* **Short exercise**: Gather from the material every line that contains the string "больницы".

* **Records contained in a dataset**:
▶

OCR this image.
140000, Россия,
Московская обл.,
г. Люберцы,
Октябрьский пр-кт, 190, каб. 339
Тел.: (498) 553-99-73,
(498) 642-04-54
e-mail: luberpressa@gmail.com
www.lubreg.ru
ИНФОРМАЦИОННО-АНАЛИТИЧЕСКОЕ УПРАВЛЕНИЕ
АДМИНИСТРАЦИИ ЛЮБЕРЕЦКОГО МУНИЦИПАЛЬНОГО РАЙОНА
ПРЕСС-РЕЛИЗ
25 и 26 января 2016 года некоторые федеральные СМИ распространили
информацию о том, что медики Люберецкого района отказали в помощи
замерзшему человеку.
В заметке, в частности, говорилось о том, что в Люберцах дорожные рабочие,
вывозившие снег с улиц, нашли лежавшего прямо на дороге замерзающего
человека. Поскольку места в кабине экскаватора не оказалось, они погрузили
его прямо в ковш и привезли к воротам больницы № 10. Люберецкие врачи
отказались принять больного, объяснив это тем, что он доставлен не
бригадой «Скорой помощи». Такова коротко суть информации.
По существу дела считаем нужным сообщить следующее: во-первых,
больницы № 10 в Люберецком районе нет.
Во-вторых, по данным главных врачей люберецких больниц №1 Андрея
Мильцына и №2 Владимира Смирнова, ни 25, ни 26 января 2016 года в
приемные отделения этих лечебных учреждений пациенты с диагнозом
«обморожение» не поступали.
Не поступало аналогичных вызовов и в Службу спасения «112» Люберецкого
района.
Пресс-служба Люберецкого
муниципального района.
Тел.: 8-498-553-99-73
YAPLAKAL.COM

◀

* **Exercise answer**:
его прямо в ковш и привезли к воротам больницы № 10. Люберецкие врачи
больницы № 10 в Люберецком районе нет.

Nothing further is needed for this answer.